What is needed: Set down, in full, every record in the block.

.....

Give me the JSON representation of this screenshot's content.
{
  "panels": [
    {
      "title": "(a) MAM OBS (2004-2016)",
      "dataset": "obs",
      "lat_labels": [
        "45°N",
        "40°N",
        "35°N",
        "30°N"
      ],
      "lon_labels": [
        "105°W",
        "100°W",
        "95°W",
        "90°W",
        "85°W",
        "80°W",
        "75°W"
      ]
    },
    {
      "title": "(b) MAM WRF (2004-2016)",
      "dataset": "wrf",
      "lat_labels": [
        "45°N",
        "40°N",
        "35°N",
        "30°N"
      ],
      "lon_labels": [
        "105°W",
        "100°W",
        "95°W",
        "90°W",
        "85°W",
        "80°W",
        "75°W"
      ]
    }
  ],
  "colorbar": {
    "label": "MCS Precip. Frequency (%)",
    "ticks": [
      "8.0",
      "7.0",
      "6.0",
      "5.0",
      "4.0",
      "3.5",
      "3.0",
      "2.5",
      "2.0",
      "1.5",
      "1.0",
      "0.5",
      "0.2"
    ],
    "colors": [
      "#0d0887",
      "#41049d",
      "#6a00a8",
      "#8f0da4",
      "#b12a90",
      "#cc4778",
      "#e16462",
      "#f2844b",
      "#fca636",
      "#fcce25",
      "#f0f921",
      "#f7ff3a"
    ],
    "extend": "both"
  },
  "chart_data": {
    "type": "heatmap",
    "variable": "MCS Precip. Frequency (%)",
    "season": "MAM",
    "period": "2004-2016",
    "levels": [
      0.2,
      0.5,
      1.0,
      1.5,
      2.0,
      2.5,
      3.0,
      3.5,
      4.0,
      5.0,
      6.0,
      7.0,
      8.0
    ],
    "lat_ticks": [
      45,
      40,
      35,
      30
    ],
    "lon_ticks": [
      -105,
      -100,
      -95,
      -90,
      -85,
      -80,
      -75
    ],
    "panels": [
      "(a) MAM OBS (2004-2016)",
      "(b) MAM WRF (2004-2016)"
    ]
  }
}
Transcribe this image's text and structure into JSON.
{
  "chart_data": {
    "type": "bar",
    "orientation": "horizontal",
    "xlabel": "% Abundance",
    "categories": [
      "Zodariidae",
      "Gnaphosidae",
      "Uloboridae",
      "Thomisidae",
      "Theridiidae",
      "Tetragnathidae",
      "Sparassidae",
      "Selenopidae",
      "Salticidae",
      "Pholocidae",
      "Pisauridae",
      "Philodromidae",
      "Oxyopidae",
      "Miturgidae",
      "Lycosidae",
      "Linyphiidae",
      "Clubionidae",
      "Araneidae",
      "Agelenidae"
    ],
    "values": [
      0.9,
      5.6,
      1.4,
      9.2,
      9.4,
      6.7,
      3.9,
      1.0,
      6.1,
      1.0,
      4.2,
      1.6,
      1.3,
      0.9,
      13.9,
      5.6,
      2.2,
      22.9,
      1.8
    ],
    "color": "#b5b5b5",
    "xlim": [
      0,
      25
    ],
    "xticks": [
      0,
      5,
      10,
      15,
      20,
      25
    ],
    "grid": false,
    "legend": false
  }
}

.....

Complete answer:
Give me the JSON representation of this screenshot's content.
{
  "panels": [
    {
      "title": "(a) MAM OBS (2004-2016)",
      "dataset": "obs",
      "lat_labels": [
        "45°N",
        "40°N",
        "35°N",
        "30°N"
      ],
      "lon_labels": [
        "105°W",
        "100°W",
        "95°W",
        "90°W",
        "85°W",
        "80°W",
        "75°W"
      ]
    },
    {
      "title": "(b) MAM WRF (2004-2016)",
      "dataset": "wrf",
      "lat_labels": [
        "45°N",
        "40°N",
        "35°N",
        "30°N"
      ],
      "lon_labels": [
        "105°W",
        "100°W",
        "95°W",
        "90°W",
        "85°W",
        "80°W",
        "75°W"
      ]
    }
  ],
  "colorbar": {
    "label": "MCS Precip. Frequency (%)",
    "ticks": [
      "8.0",
      "7.0",
      "6.0",
      "5.0",
      "4.0",
      "3.5",
      "3.0",
      "2.5",
      "2.0",
      "1.5",
      "1.0",
      "0.5",
      "0.2"
    ],
    "colors": [
      "#0d0887",
      "#41049d",
      "#6a00a8",
      "#8f0da4",
      "#b12a90",
      "#cc4778",
      "#e16462",
      "#f2844b",
      "#fca636",
      "#fcce25",
      "#f0f921",
      "#f7ff3a"
    ],
    "extend": "both"
  },
  "chart_data": {
    "type": "heatmap",
    "variable": "MCS Precip. Frequency (%)",
    "season": "MAM",
    "period": "2004-2016",
    "levels": [
      0.2,
      0.5,
      1.0,
      1.5,
      2.0,
      2.5,
      3.0,
      3.5,
      4.0,
      5.0,
      6.0,
      7.0,
      8.0
    ],
    "lat_ticks": [
      45,
      40,
      35,
      30
    ],
    "lon_ticks": [
      -105,
      -100,
      -95,
      -90,
      -85,
      -80,
      -75
    ],
    "panels": [
      "(a) MAM OBS (2004-2016)",
      "(b) MAM WRF (2004-2016)"
    ]
  }
}
Transcribe this image's text and structure into JSON.
{
  "chart_data": {
    "type": "bar",
    "orientation": "horizontal",
    "xlabel": "% Abundance",
    "categories": [
      "Zodariidae",
      "Gnaphosidae",
      "Uloboridae",
      "Thomisidae",
      "Theridiidae",
      "Tetragnathidae",
      "Sparassidae",
      "Selenopidae",
      "Salticidae",
      "Pholocidae",
      "Pisauridae",
      "Philodromidae",
      "Oxyopidae",
      "Miturgidae",
      "Lycosidae",
      "Linyphiidae",
      "Clubionidae",
      "Araneidae",
      "Agelenidae"
    ],
    "values": [
      0.9,
      5.6,
      1.4,
      9.2,
      9.4,
      6.7,
      3.9,
      1.0,
      6.1,
      1.0,
      4.2,
      1.6,
      1.3,
      0.9,
      13.9,
      5.6,
      2.2,
      22.9,
      1.8
    ],
    "color": "#b5b5b5",
    "xlim": [
      0,
      25
    ],
    "xticks": [
      0,
      5,
      10,
      15,
      20,
      25
    ],
    "grid": false,
    "legend": false
  }
}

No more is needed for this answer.